# Tiling under dishwasher good or bad idea?



## BigJim (Sep 2, 2008)

Either way, you will need to have clearance to get the dishwasher out/in. If the tile is too high the dishwasher is just there, no getting it out, but if the tile is too tall, you won't get the dishwasher back under the top if tiled under dishwasher.


----------



## flyingron (Dec 15, 2020)

It's a mixed bag. I like tiling under the dishwasher as it makes it easier to move out and also more convenient to clean.


----------



## Half-fast eddie (Sep 19, 2020)

If you don’t want to spend the money for tile, you could pull the dishwasher out and lay down a piece of plywood thats approx the same thickness as the tile. That way you won’t be cursing the tile installer when it comes time to replace the DW. In my opinion, it’s not an option, you have to level the finished floor surface. And i think the tiler is lazy, doesn’t want to work in the cramped hole.


----------



## Mike Milam (Mar 3, 2017)

Half-fast eddie said:


> If you don’t want to spend the money for tile, you could pull the dishwasher out and lay down a piece of plywood thats approx the same thickness as the tile. That way you won’t be cursing the tile installer when it comes time to replace the DW. In my opinion, it’s not an option, you have to level the finished floor surface. And i think the tiler is lazy, doesn’t want to work in the cramped hole.


Agree 100%


----------



## ken33xx (Jul 20, 2018)

O.k. I spoke with the tile vendor. They will remove the DW and tile underneath.

Thanks everyone for your help!!


----------



## Old Thomas (Nov 28, 2019)

Good, that is the best way.


----------



## Half-fast eddie (Sep 19, 2020)

ken33xx said:


> They will remove the DW and tile underneath.


And that should be included in their original price ... should not be additional cost.


----------



## Domo (Nov 9, 2018)

Horror story - I was called to remove a dishwasher at a very nice home in Hawaii where I was a licensed remodeling contractor. The cabinetry was all Koa - very expensive. Sadly, the kitchen cabinets were installed years earlier and the dishwasher was installed at that time. Years later they changed their flooring to a rough Mexican tile which was very thick and installed over the existing tile surface... They did not remove the dishwasher and simply tiled tight up against its lower frame (nice!).

So, as I discovered, even with the feet of the dishwasher removed the unit could not be pulled out of space that was left between the top of the new tile and the bottom of the granite countertops - ooops...

I could not safely remove the countertops with 100% confidence - and, even if I did succeed any replacement dishwasher would eventually fail and require the countertop to be removed in it's future - or, I was going to have to build up all of the base cabinet tops so the countertop could be put back on higher than original - and, of course there was tiled backsplash so the issue got pretty expensive from that approach...

LISTED RECORDS:
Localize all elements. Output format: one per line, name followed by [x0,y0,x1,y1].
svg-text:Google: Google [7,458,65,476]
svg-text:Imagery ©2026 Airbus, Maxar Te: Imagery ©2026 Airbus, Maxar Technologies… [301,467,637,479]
...
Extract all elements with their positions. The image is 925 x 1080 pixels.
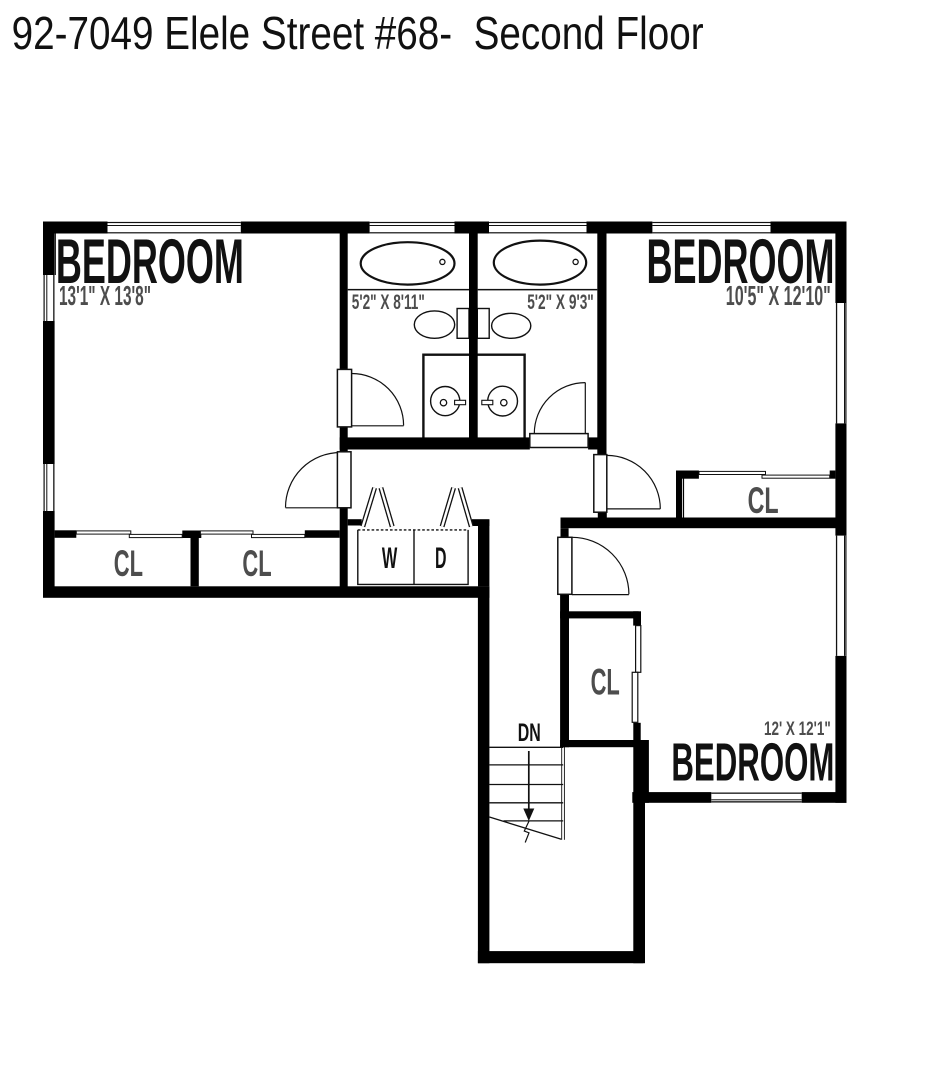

THE PROBLEM:
Answer these questions about the forum thread on tiling under a dishwasher:
1. What does Half-fast eddie suggest laying down as an alternative to tile?
2. According to ken33xx, what will the tile vendor do?
3. In Domo's account, what was the cabinetry made of?

SOLUTION BELOW:
1. A piece of plywood approximately the same thickness as the tile.
2. Remove the dishwasher and tile underneath it.
3. Koa.